<<<<

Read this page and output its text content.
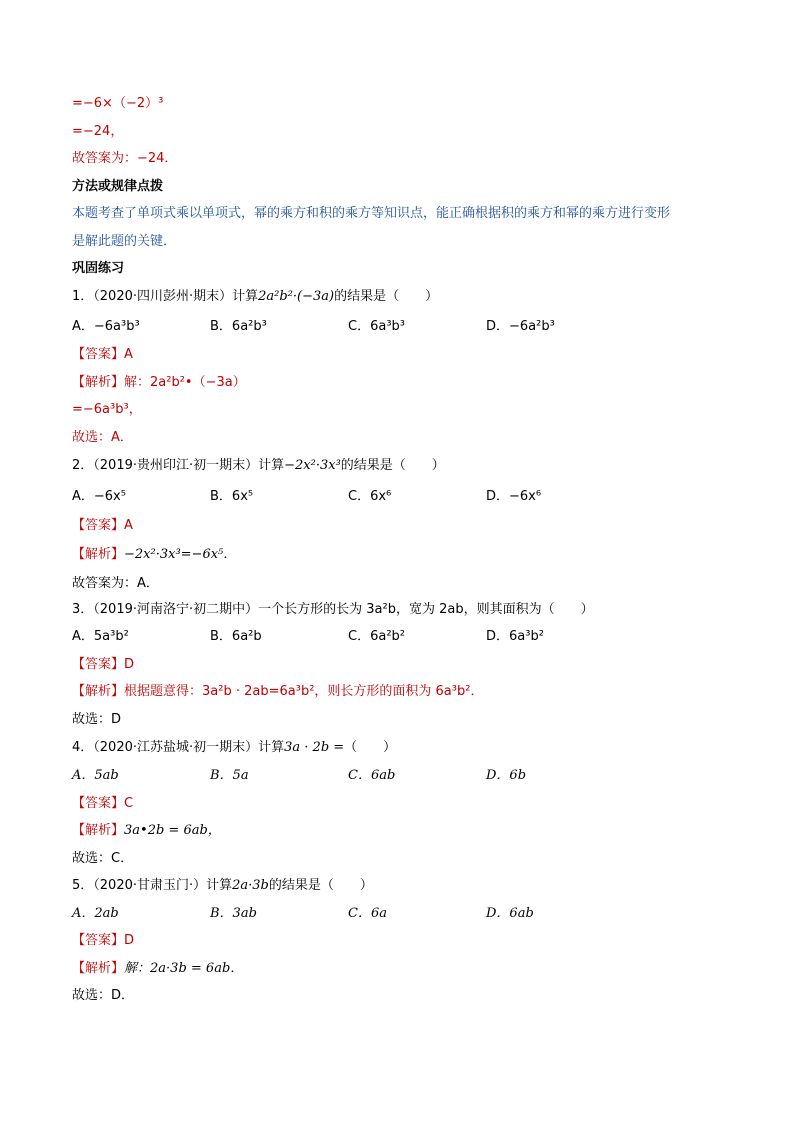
=−6×（−2）³
=−24，
故答案为：−24．
方法或规律点拨
本题考查了单项式乘以单项式，幂的乘方和积的乘方等知识点，能正确根据积的乘方和幂的乘方进行变形
是解此题的关键．
巩固练习
1．（2020·四川彭州·期末）计算2a²b²·(−3a)的结果是（　　）
A．−6a³b³	B．6a²b³	C．6a³b³	D．−6a²b³
【答案】A
【解析】解：2a²b²•（−3a）
=−6a³b³，
故选：A．
2．（2019·贵州印江·初一期末）计算−2x²·3x³的结果是（　　）
A．−6x⁵	B．6x⁵	C．6x⁶	D．−6x⁶
【答案】A
【解析】−2x²·3x³=−6x⁵．
故答案为：A．
3．（2019·河南洛宁·初二期中）一个长方形的长为 3a²b，宽为 2ab，则其面积为（　　）
A．5a³b²	B．6a²b	C．6a²b²	D．6a³b²
【答案】D
【解析】根据题意得：3a²b · 2ab=6a³b²，则长方形的面积为 6a³b²．
故选：D
4．（2020·江苏盐城·初一期末）计算3a · 2b =（　　）
A．5ab	B．5a	C．6ab	D．6b
【答案】C
【解析】3a•2b = 6ab，
故选：C．
5．（2020·甘肃玉门·）计算2a·3b的结果是（　　）
A．2ab	B．3ab	C．6a	D．6ab
【答案】D
【解析】解：2a·3b = 6ab．
故选：D．
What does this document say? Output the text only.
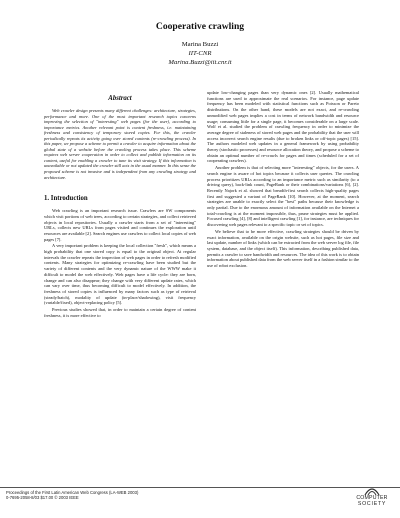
Cooperative crawling
Marina Buzzi
IIT-CNR
Marina.Buzzi@iit.cnr.it
Abstract

Web crawler design presents many different challenges: architecture, strategies, performance and more. One of the most important research topics concerns improving the selection of "interesting" web pages (for the user), according to importance metrics. Another relevant point is content freshness, i.e. maintaining freshness and consistency of temporary stored copies. For this, the crawler periodically repeats its activity going over stored contents (re-crawling process). In this paper, we propose a scheme to permit a crawler to acquire information about the global state of a website before the crawling process takes place. This scheme requires web server cooperation in order to collect and publish information on its content, useful for enabling a crawler to tune its visit strategy. If this information is unavailable or not updated the crawler still acts in the usual manner. In this sense the proposed scheme is not invasive and is independent from any crawling strategy and architecture.

1. Introduction

Web crawling is an important research issue. Crawlers are SW components which visit portions of web trees, according to certain strategies, and collect retrieved objects in local repositories. Usually a crawler starts from a set of "interesting" URLs, collects new URLs from pages visited and continues the exploration until resources are available [2]. Search engines use crawlers to collect local copies of web pages [7].

A very important problem is keeping the local collection "fresh", which means a high probability that one stored copy is equal to the original object. At regular intervals the crawler repeats the inspection of web pages in order to refresh modified contents. Many strategies for optimizing re-crawling have been studied but the variety of different contents and the very dynamic nature of the WWW make it difficult to model the web effectively. Web pages have a life cycle: they are born, change and can also disappear; they change with very different update rates, which can vary over time, thus becoming difficult to model effectively. In addition, the freshness of stored copies is influenced by many factors such as type of retrieval (steady/batch), modality of update (in-place/shadowing), visit frequency (variable/fixed), object-replacing policy [5].

Previous studies showed that, in order to maintain a certain degree of content freshness, it is more effective to

update low-changing pages than very dynamic ones [2]. Usually mathematical functions are used to approximate the real scenarios. For instance, page update frequency has been modeled with statistical functions such as Poisson or Pareto distributions. On the other hand, these models are not exact, and re-crawling unmodified web pages implies a cost in terms of network bandwidth and resource usage; consuming little for a single page, it becomes considerable on a large scale. Wolf et al. studied the problem of crawling frequency in order to minimize the average degree of staleness of stored web pages and the probability that the user will access incorrect search engine results (due to broken links or off-topic pages) [15]. The authors modeled web updates in a general framework by using probability theory (stochastic processes) and resource allocation theory, and propose a scheme to obtain an optimal number of re-crawls for pages and times (scheduled for a set of cooperating crawlers).

Another problem is that of selecting more "interesting" objects, for the users. A search engine is aware of hot topics because it collects user queries. The crawling process prioritizes URLs according to an importance metric such as similarity (to a driving query), back-link count, PageRank or their combinations/variations [6], [2]. Recently Najork et al. showed that breadth-first search collects high-quality pages first and suggested a variant of PageRank [10]. However, at the moment, search strategies are unable to exactly select the "best" paths because their knowledge is only partial. Due to the enormous amount of information available on the Internet a total-crawling is at the moment impossible, thus, prune strategies must be applied. Focused crawling [4], [8] and intelligent crawling [1], for instance, are techniques for discovering web pages relevant to a specific topic or set of topics.

We believe that to be more effective, crawling strategies should be driven by exact information, available on the origin website, such as hot pages, file size and last update, number of links (which can be extracted from the web server log file, file system, database, and the object itself). This information, describing published data, permits a crawler to save bandwidth and resources. The idea of this work is to obtain information about published data from the web server itself in a fashion similar to the use of robot exclusion.

Proceedings of the First Latin American Web Congress (LA-WEB 2003)
0-7695-2058-8/03 $17.00 © 2003 IEEE	COMPUTER
SOCIETY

>>>>

#### What you should do
Locate the lines above that contain "text" and copy them.

#### Exercise solution
Read this page and output its text content.
What does this document say? Output the text only.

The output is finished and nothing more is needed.